• [DATA ENTRIES]
════

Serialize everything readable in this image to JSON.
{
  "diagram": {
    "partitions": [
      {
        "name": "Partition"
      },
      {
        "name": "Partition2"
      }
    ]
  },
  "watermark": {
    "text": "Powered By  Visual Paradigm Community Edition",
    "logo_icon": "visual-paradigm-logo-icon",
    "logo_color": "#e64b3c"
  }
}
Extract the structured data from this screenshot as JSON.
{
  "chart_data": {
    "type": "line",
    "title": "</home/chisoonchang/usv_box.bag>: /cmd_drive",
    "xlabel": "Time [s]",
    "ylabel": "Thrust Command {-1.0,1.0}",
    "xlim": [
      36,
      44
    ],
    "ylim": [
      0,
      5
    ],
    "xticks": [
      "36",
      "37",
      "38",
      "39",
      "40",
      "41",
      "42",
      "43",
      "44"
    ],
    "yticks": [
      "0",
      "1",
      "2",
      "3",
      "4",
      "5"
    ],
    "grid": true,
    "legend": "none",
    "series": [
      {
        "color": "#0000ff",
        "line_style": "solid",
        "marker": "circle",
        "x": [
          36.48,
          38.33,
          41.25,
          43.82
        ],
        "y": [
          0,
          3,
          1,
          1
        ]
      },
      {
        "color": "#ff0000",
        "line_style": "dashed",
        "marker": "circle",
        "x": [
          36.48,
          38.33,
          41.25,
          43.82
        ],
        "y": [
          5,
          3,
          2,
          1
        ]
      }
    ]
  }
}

════

• [WHAT YOU SHOULD DO]
Restate each entry exactly, skipping none.

• [SOLUTION TO THIS PROBLEM]
Serialize everything readable in this image to JSON.
{
  "diagram": {
    "partitions": [
      {
        "name": "Partition"
      },
      {
        "name": "Partition2"
      }
    ]
  },
  "watermark": {
    "text": "Powered By  Visual Paradigm Community Edition",
    "logo_icon": "visual-paradigm-logo-icon",
    "logo_color": "#e64b3c"
  }
}
Extract the structured data from this screenshot as JSON.
{
  "chart_data": {
    "type": "line",
    "title": "</home/chisoonchang/usv_box.bag>: /cmd_drive",
    "xlabel": "Time [s]",
    "ylabel": "Thrust Command {-1.0,1.0}",
    "xlim": [
      36,
      44
    ],
    "ylim": [
      0,
      5
    ],
    "xticks": [
      "36",
      "37",
      "38",
      "39",
      "40",
      "41",
      "42",
      "43",
      "44"
    ],
    "yticks": [
      "0",
      "1",
      "2",
      "3",
      "4",
      "5"
    ],
    "grid": true,
    "legend": "none",
    "series": [
      {
        "color": "#0000ff",
        "line_style": "solid",
        "marker": "circle",
        "x": [
          36.48,
          38.33,
          41.25,
          43.82
        ],
        "y": [
          0,
          3,
          1,
          1
        ]
      },
      {
        "color": "#ff0000",
        "line_style": "dashed",
        "marker": "circle",
        "x": [
          36.48,
          38.33,
          41.25,
          43.82
        ],
        "y": [
          5,
          3,
          2,
          1
        ]
      }
    ]
  }
}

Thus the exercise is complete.